» **What is required**: Go through the entries one line at a time, and gather every line that has the word "data".

» **Raw records**:
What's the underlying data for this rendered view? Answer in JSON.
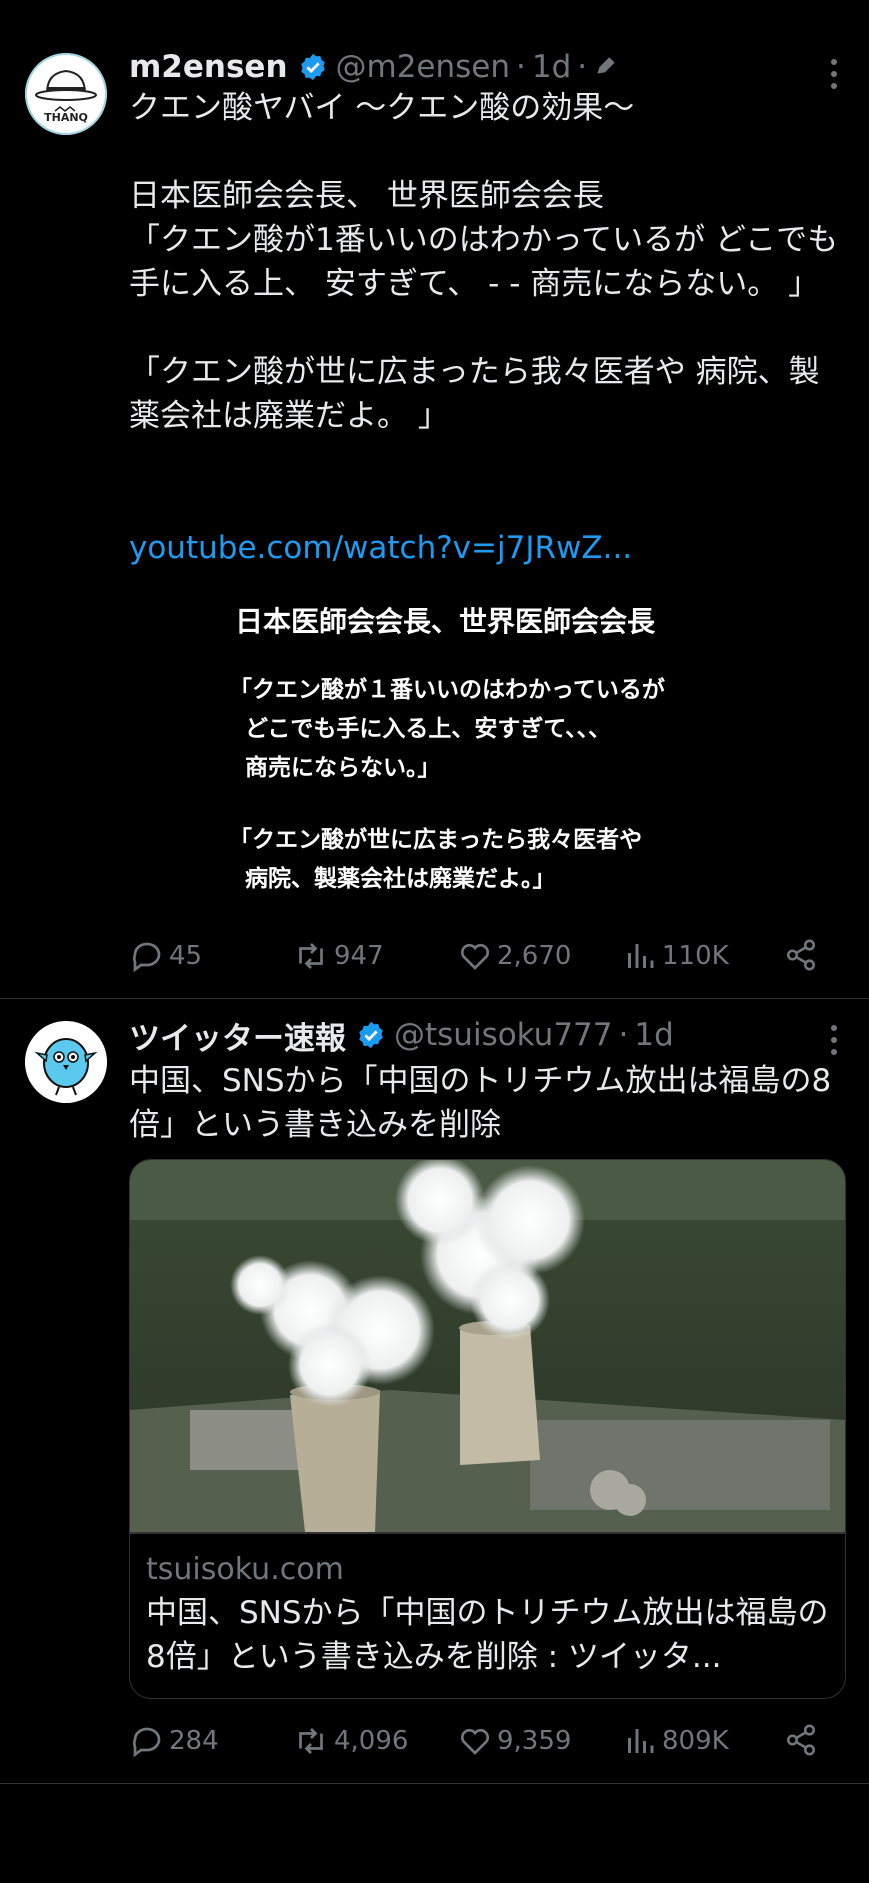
{
  "tweets": [
    {
      "display_name": "m2ensen",
      "handle": "@m2ensen",
      "dot": "·",
      "time": "1d",
      "avatar_label": "THANQ",
      "text": "クエン酸ヤバイ ～クエン酸の効果～\n\n日本医師会会長、 世界医師会会長\n「クエン酸が1番いいのはわかっているが どこでも手に入る上、 安すぎて、 - - 商売にならない。 」\n\n「クエン酸が世に広まったら我々医者や 病院、製薬会社は廃業だよ。 」",
      "link": "youtube.com/watch?v=j7JRwZ...",
      "image_text": {
        "title": "日本医師会会長、世界医師会会長",
        "lines": [
          "「クエン酸が１番いいのはわかっているが",
          "  どこでも手に入る上、安すぎて、、、",
          "  商売にならない。」",
          "「クエン酸が世に広まったら我々医者や",
          "  病院、製薬会社は廃業だよ。」"
        ]
      },
      "replies": "45",
      "retweets": "947",
      "likes": "2,670",
      "views": "110K"
    },
    {
      "display_name": "ツイッター速報",
      "handle": "@tsuisoku777",
      "dot": "·",
      "time": "1d",
      "text": "中国、SNSから「中国のトリチウム放出は福島の8倍」という書き込みを削除",
      "card": {
        "domain": "tsuisoku.com",
        "title": "中国、SNSから「中国のトリチウム放出は福島の8倍」という書き込みを削除 : ツイッタ..."
      },
      "replies": "284",
      "retweets": "4,096",
      "likes": "9,359",
      "views": "809K"
    }
  ],
  "colors": {
    "accent": "#1d9bf0",
    "muted": "#71767b",
    "text": "#e7e9ea",
    "background": "#000000"
  }
}
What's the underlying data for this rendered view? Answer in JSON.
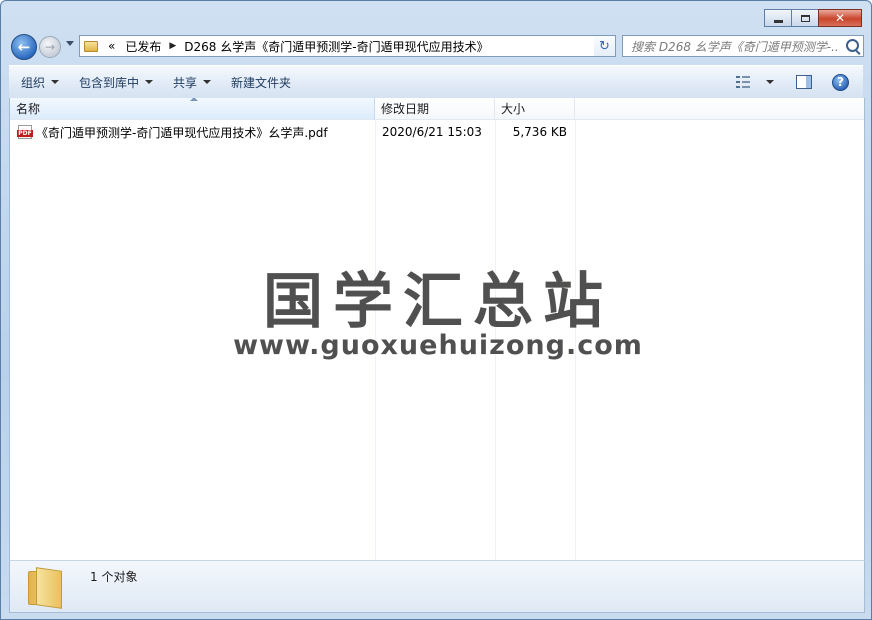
{
  "window": {
    "caption_buttons": {
      "minimize": "—",
      "maximize": "□",
      "close": "✕"
    }
  },
  "nav": {
    "back_glyph": "←",
    "forward_glyph": "→",
    "breadcrumb": {
      "overflow": "«",
      "items": [
        "已发布",
        "D268 幺学声《奇门遁甲预测学-奇门遁甲现代应用技术》"
      ]
    },
    "refresh_glyph": "↻",
    "search_placeholder": "搜索 D268 幺学声《奇门遁甲预测学-...",
    "search_icon": "search-icon"
  },
  "toolbar": {
    "organize": "组织",
    "include_in_library": "包含到库中",
    "share": "共享",
    "new_folder": "新建文件夹",
    "help": "?"
  },
  "columns": {
    "name": "名称",
    "date_modified": "修改日期",
    "size": "大小"
  },
  "files": [
    {
      "icon": "pdf-icon",
      "icon_label": "PDF",
      "name": "《奇门遁甲预测学-奇门遁甲现代应用技术》幺学声.pdf",
      "date_modified": "2020/6/21 15:03",
      "size": "5,736 KB"
    }
  ],
  "watermark": {
    "title": "国学汇总站",
    "url": "www.guoxuehuizong.com"
  },
  "status": {
    "text": "1 个对象"
  },
  "colors": {
    "frame": "#b9d1ea",
    "accent": "#2d6cc0",
    "close_button": "#c9462c",
    "pdf_badge": "#c21b1b"
  }
}
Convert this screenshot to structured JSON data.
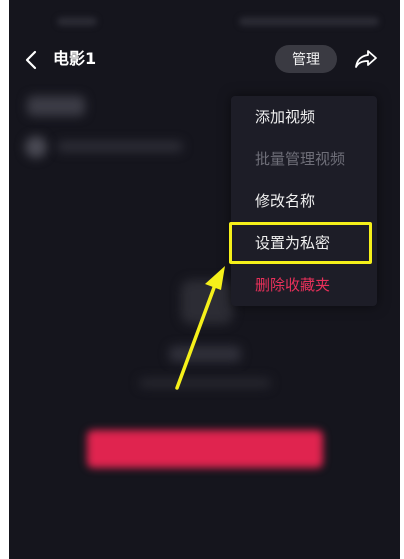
{
  "header": {
    "title": "电影1",
    "manage_label": "管理"
  },
  "menu": {
    "items": [
      {
        "label": "添加视频",
        "state": "enabled"
      },
      {
        "label": "批量管理视频",
        "state": "disabled"
      },
      {
        "label": "修改名称",
        "state": "enabled"
      },
      {
        "label": "设置为私密",
        "state": "highlighted"
      },
      {
        "label": "删除收藏夹",
        "state": "destructive"
      }
    ]
  },
  "icons": {
    "back": "chevron-left-icon",
    "share": "share-arrow-icon"
  },
  "colors": {
    "background": "#15151d",
    "menu_background": "#1d1d27",
    "destructive": "#e8305a",
    "highlight": "#f5f01a",
    "primary_button": "#e0244f"
  }
}
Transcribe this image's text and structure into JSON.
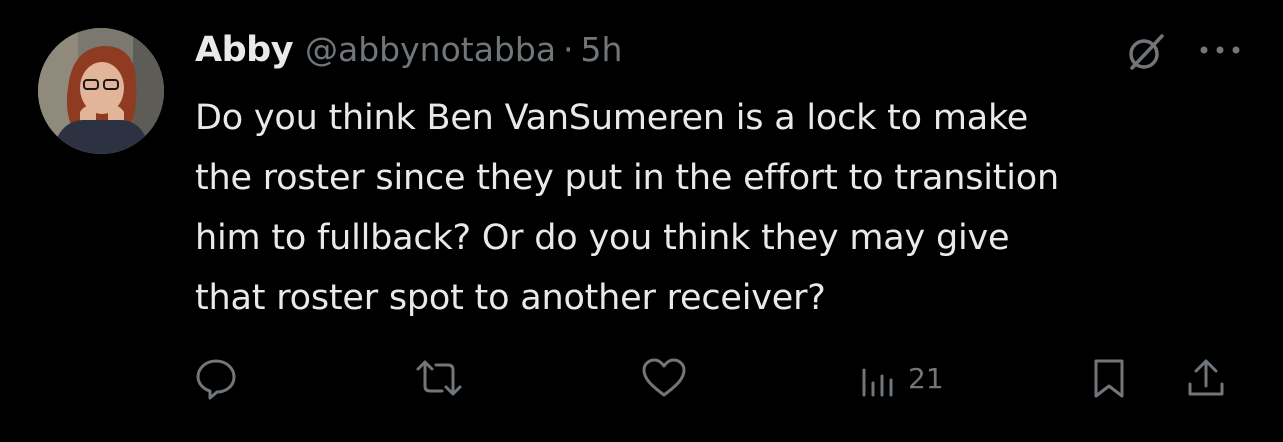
{
  "tweet": {
    "author": {
      "display_name": "Abby",
      "handle": "@abbynotabba"
    },
    "separator": "·",
    "timestamp": "5h",
    "text_lines": [
      "Do you think Ben VanSumeren is a lock to make",
      "the roster since they put in the effort to transition",
      "him to fullback? Or do you think they may give",
      "that roster spot to another receiver?"
    ],
    "actions": {
      "reply_icon": "reply-icon",
      "retweet_icon": "retweet-icon",
      "like_icon": "heart-icon",
      "views_icon": "views-chart-icon",
      "views_count": "21",
      "bookmark_icon": "bookmark-icon",
      "share_icon": "share-icon"
    }
  },
  "colors": {
    "background": "#000000",
    "primary_text": "#e7e9ea",
    "secondary_text": "#71767b"
  }
}
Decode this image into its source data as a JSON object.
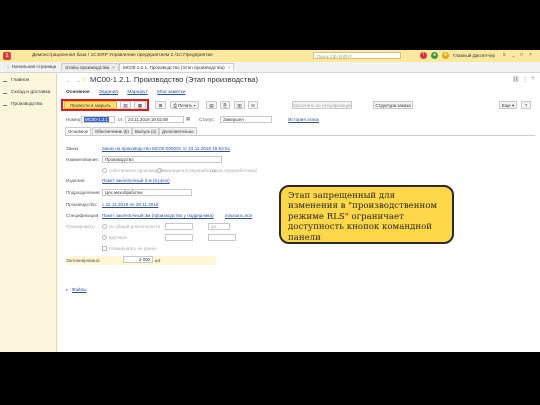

» **Response to this task**:
What's the underlying data for this rendered view? Answer in JSON.
What's the underlying data for this rendered view? Answer in JSON.
Convert this screenshot to structured JSON data.
Decode this image into its source data as a JSON object.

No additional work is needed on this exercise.